Only the pictures stay out; every record is to be quoted exactly.

PROVIDED DATA:

=-=-=

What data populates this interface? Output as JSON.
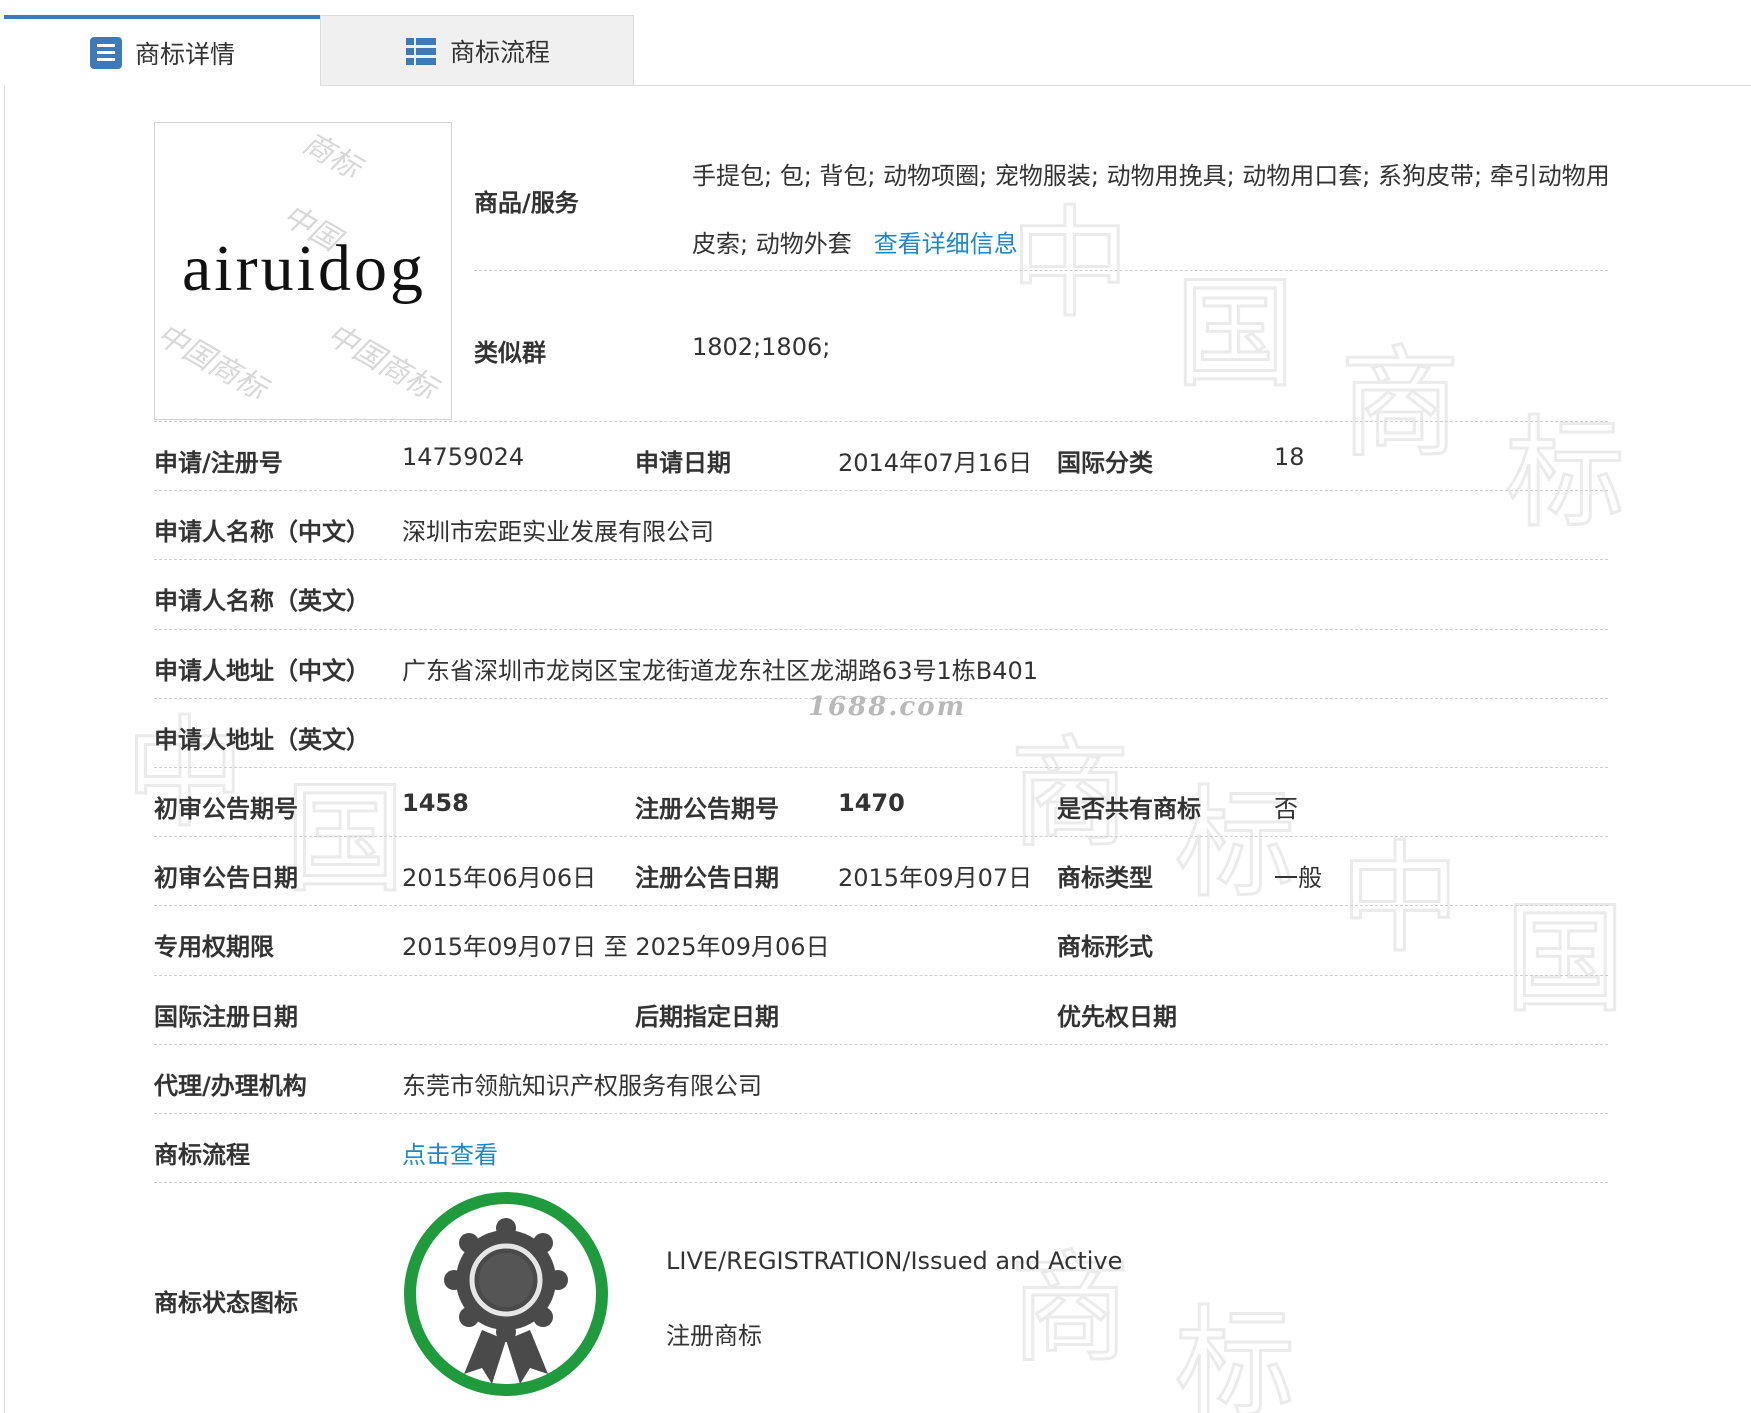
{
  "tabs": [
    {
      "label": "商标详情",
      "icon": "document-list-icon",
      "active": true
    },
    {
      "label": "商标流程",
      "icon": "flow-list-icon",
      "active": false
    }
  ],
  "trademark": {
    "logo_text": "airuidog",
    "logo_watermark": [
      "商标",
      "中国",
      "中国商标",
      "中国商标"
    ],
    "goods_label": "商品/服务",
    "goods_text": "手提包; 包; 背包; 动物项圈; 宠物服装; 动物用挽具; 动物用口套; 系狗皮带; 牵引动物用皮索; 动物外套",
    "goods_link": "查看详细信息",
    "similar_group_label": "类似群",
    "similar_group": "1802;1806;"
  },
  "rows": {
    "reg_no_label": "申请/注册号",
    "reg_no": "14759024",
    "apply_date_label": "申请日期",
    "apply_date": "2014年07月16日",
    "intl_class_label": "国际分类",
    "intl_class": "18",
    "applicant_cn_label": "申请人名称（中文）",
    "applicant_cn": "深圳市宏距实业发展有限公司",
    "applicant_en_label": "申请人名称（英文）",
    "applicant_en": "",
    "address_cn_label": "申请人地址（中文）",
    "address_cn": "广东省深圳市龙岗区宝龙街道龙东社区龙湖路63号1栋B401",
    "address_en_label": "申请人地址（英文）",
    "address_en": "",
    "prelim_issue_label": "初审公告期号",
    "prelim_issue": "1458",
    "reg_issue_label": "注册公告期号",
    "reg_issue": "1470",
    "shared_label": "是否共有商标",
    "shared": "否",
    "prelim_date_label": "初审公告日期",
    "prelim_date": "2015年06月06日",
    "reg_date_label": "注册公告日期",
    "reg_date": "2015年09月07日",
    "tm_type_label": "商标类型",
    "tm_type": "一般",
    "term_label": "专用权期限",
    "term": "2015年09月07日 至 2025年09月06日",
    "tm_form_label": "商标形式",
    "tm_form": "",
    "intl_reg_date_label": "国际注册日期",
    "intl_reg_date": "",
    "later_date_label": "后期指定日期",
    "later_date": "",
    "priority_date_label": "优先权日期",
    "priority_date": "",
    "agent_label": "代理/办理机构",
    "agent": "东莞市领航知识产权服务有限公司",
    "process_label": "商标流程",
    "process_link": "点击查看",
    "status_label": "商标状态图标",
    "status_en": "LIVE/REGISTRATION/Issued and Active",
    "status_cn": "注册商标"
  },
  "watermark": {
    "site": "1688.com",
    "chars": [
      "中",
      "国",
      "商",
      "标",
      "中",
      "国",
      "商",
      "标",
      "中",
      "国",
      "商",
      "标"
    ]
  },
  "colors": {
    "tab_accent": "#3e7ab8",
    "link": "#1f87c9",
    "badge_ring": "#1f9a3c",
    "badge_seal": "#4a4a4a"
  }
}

=-=-=

RESULT:
What data populates this interface? Output as JSON.
{
  "tabs": [
    {
      "label": "商标详情",
      "icon": "document-list-icon",
      "active": true
    },
    {
      "label": "商标流程",
      "icon": "flow-list-icon",
      "active": false
    }
  ],
  "trademark": {
    "logo_text": "airuidog",
    "logo_watermark": [
      "商标",
      "中国",
      "中国商标",
      "中国商标"
    ],
    "goods_label": "商品/服务",
    "goods_text": "手提包; 包; 背包; 动物项圈; 宠物服装; 动物用挽具; 动物用口套; 系狗皮带; 牵引动物用皮索; 动物外套",
    "goods_link": "查看详细信息",
    "similar_group_label": "类似群",
    "similar_group": "1802;1806;"
  },
  "rows": {
    "reg_no_label": "申请/注册号",
    "reg_no": "14759024",
    "apply_date_label": "申请日期",
    "apply_date": "2014年07月16日",
    "intl_class_label": "国际分类",
    "intl_class": "18",
    "applicant_cn_label": "申请人名称（中文）",
    "applicant_cn": "深圳市宏距实业发展有限公司",
    "applicant_en_label": "申请人名称（英文）",
    "applicant_en": "",
    "address_cn_label": "申请人地址（中文）",
    "address_cn": "广东省深圳市龙岗区宝龙街道龙东社区龙湖路63号1栋B401",
    "address_en_label": "申请人地址（英文）",
    "address_en": "",
    "prelim_issue_label": "初审公告期号",
    "prelim_issue": "1458",
    "reg_issue_label": "注册公告期号",
    "reg_issue": "1470",
    "shared_label": "是否共有商标",
    "shared": "否",
    "prelim_date_label": "初审公告日期",
    "prelim_date": "2015年06月06日",
    "reg_date_label": "注册公告日期",
    "reg_date": "2015年09月07日",
    "tm_type_label": "商标类型",
    "tm_type": "一般",
    "term_label": "专用权期限",
    "term": "2015年09月07日 至 2025年09月06日",
    "tm_form_label": "商标形式",
    "tm_form": "",
    "intl_reg_date_label": "国际注册日期",
    "intl_reg_date": "",
    "later_date_label": "后期指定日期",
    "later_date": "",
    "priority_date_label": "优先权日期",
    "priority_date": "",
    "agent_label": "代理/办理机构",
    "agent": "东莞市领航知识产权服务有限公司",
    "process_label": "商标流程",
    "process_link": "点击查看",
    "status_label": "商标状态图标",
    "status_en": "LIVE/REGISTRATION/Issued and Active",
    "status_cn": "注册商标"
  },
  "watermark": {
    "site": "1688.com",
    "chars": [
      "中",
      "国",
      "商",
      "标",
      "中",
      "国",
      "商",
      "标",
      "中",
      "国",
      "商",
      "标"
    ]
  },
  "colors": {
    "tab_accent": "#3e7ab8",
    "link": "#1f87c9",
    "badge_ring": "#1f9a3c",
    "badge_seal": "#4a4a4a"
  }
}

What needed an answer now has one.